**Problem description**
Your answer should be a single number: the count of lines that include "axis".
•••
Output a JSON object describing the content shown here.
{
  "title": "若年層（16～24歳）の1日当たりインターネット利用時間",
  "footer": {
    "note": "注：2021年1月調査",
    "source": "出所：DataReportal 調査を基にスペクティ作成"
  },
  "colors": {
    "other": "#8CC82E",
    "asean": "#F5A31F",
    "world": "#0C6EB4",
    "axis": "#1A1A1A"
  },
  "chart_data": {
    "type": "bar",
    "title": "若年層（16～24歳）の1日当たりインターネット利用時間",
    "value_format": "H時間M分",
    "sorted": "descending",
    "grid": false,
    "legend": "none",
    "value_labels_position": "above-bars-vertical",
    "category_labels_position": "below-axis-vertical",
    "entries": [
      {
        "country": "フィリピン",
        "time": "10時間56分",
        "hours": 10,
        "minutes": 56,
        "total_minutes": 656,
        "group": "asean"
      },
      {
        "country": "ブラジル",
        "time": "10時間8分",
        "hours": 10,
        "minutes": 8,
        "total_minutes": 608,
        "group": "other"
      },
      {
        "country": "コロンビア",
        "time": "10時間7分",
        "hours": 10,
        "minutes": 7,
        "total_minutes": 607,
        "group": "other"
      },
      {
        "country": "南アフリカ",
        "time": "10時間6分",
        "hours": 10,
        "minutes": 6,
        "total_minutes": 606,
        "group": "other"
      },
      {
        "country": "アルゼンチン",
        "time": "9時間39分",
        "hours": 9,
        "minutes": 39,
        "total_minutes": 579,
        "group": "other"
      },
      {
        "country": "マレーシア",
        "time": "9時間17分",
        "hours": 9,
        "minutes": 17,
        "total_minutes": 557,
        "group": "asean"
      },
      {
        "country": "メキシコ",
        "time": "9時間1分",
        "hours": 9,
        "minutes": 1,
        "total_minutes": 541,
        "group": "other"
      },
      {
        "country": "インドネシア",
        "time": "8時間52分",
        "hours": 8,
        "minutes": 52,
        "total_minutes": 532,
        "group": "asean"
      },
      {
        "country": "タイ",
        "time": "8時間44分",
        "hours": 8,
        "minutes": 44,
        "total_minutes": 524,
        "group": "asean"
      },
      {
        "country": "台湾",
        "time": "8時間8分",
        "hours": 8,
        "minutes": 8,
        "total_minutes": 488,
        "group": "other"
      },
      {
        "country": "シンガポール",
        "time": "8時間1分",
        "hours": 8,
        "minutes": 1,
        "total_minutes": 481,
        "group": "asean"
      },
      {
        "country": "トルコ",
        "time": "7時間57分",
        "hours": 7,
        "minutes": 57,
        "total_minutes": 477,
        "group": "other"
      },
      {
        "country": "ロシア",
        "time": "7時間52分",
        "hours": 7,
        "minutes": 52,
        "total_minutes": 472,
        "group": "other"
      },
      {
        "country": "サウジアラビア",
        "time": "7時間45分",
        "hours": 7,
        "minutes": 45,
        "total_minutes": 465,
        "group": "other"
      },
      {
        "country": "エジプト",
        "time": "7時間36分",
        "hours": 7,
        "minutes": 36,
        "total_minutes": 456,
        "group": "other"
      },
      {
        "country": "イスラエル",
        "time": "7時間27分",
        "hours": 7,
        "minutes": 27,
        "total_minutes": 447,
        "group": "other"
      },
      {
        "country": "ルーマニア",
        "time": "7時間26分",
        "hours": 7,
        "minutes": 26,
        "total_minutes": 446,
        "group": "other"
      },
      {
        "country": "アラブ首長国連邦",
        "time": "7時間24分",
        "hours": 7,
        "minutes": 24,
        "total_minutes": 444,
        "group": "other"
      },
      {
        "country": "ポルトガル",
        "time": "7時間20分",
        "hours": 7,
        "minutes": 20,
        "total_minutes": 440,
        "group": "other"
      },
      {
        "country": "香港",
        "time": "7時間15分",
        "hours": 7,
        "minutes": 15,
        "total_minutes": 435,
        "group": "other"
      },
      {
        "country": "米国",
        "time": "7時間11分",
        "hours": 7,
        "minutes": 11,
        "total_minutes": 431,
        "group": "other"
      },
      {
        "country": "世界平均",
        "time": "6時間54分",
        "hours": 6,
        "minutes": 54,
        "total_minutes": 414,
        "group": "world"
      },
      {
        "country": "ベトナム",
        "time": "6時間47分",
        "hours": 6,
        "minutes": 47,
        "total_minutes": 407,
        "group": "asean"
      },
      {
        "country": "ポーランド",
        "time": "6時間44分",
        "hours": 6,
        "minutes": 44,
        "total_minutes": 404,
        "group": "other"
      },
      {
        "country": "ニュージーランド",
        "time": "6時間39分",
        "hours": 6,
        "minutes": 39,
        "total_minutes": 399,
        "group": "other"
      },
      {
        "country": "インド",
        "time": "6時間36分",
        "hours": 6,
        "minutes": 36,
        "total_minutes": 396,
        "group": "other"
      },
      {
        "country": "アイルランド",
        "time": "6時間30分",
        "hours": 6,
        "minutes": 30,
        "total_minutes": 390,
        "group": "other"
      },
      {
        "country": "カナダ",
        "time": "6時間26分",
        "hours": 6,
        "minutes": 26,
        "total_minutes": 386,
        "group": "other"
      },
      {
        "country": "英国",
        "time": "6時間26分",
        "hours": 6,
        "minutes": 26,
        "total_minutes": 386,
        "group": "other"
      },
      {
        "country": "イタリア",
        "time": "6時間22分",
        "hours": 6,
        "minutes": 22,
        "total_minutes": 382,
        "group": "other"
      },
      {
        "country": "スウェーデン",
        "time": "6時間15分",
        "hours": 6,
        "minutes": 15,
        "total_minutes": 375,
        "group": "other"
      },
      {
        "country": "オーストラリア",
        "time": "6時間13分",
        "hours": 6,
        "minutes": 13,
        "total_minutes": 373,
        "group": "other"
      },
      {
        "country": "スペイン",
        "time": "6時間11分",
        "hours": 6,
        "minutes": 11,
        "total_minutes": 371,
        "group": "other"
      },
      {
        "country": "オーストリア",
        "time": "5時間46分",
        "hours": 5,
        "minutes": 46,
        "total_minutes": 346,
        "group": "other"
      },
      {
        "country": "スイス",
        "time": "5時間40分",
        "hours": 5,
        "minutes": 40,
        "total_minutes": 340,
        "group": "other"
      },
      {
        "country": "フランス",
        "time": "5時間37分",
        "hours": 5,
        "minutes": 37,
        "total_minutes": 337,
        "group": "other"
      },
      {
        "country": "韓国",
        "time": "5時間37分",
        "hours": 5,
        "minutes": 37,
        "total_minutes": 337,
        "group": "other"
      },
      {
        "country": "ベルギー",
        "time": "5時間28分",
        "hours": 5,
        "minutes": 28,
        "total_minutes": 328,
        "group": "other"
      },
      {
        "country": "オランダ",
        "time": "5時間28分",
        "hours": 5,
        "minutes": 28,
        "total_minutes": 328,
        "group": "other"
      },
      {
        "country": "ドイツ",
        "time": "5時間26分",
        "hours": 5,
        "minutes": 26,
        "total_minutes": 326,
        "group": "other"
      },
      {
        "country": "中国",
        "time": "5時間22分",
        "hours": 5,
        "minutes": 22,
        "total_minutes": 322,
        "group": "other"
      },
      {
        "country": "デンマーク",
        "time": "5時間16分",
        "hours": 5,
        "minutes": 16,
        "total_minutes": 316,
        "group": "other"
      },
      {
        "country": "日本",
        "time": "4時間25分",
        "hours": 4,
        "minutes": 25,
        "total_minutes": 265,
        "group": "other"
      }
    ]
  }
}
•••
**Expected answer**
2